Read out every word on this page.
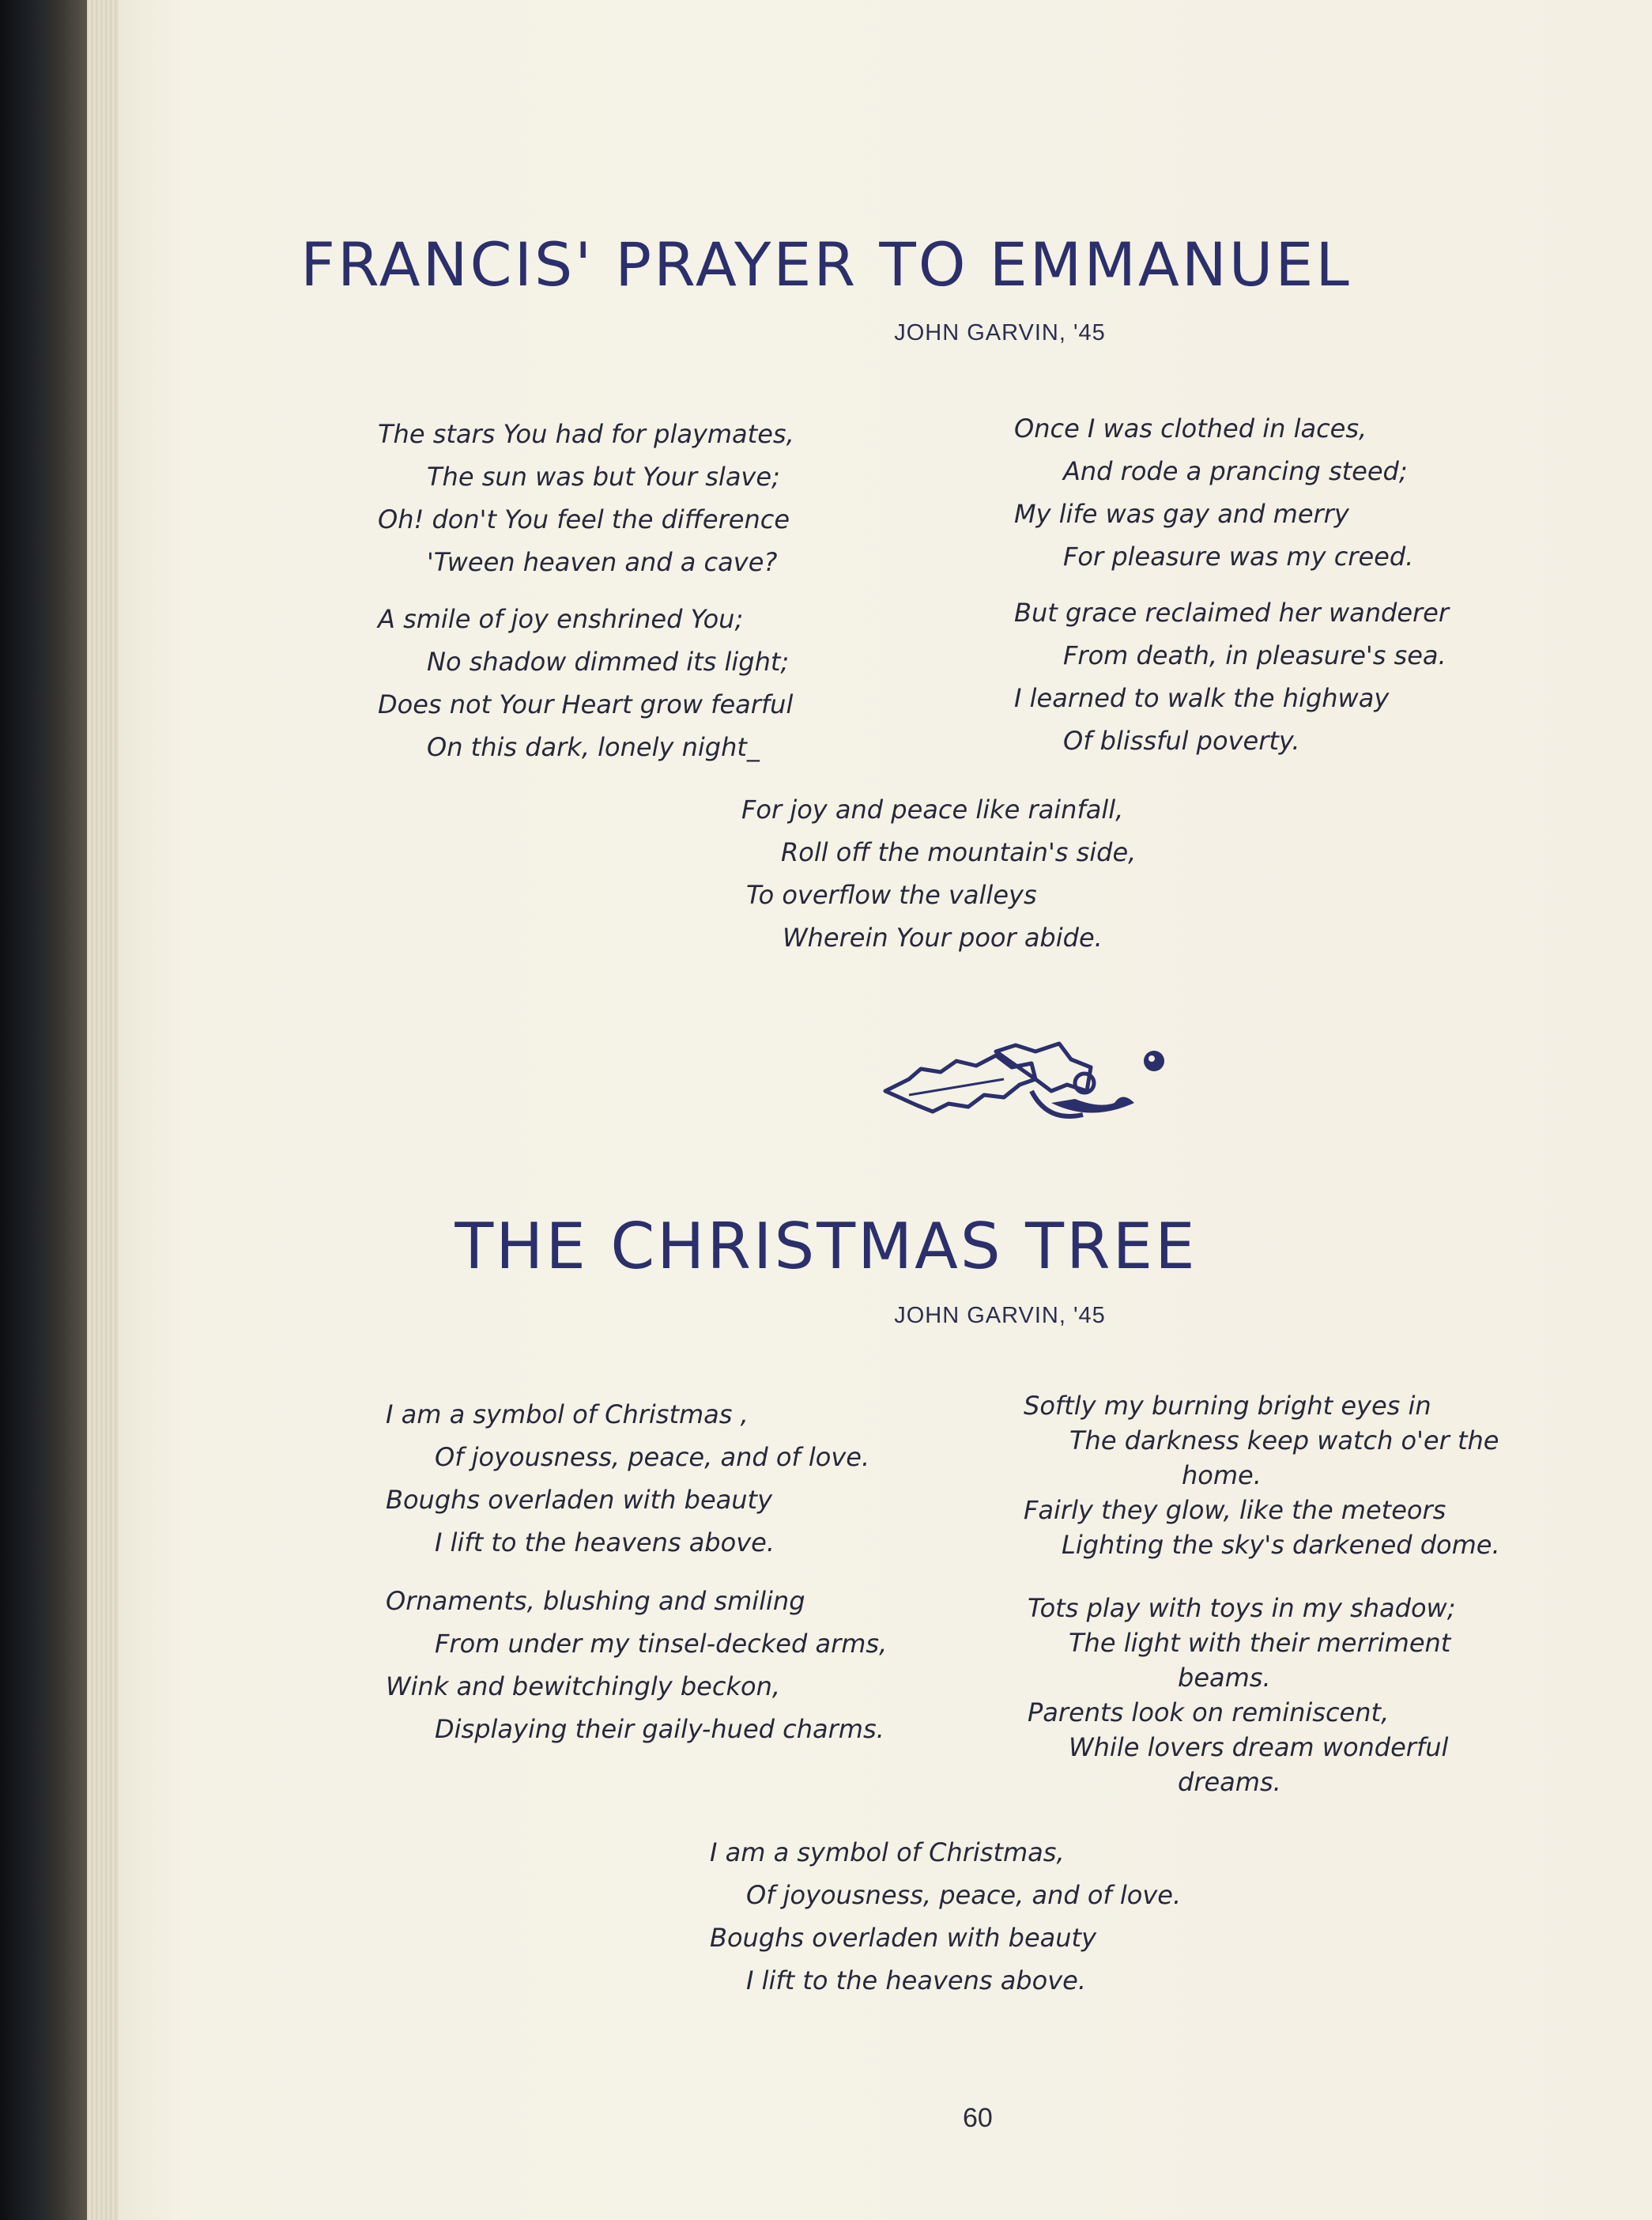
FRANCIS' PRAYER TO EMMANUEL
JOHN GARVIN, '45
The stars You had for playmates,
The sun was but Your slave;
Oh! don't You feel the difference
'Tween heaven and a cave?
A smile of joy enshrined You;
No shadow dimmed its light;
Does not Your Heart grow fearful
On this dark, lonely night_
Once I was clothed in laces,
And rode a prancing steed;
My life was gay and merry
For pleasure was my creed.
But grace reclaimed her wanderer
From death, in pleasure's sea.
I learned to walk the highway
Of blissful poverty.
For joy and peace like rainfall,
Roll off the mountain's side,
To overflow the valleys
Wherein Your poor abide.
THE CHRISTMAS TREE
JOHN GARVIN, '45
I am a symbol of Christmas ,
Of joyousness, peace, and of love.
Boughs overladen with beauty
I lift to the heavens above.
Ornaments, blushing and smiling
From under my tinsel-decked arms,
Wink and bewitchingly beckon,
Displaying their gaily-hued charms.
Softly my burning bright eyes in
The darkness keep watch o'er the
home.
Fairly they glow, like the meteors
Lighting the sky's darkened dome.
Tots play with toys in my shadow;
The light with their merriment
beams.
Parents look on reminiscent,
While lovers dream wonderful
dreams.
I am a symbol of Christmas,
Of joyousness, peace, and of love.
Boughs overladen with beauty
I lift to the heavens above.
60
::::::
▶ **WRITTEN INSTRUCTION**: Among the records above, find each line holding the string "shadow" and pull it out.

▶ **EXERCISE SOLUTION**:
No shadow dimmed its light;
Tots play with toys in my shadow;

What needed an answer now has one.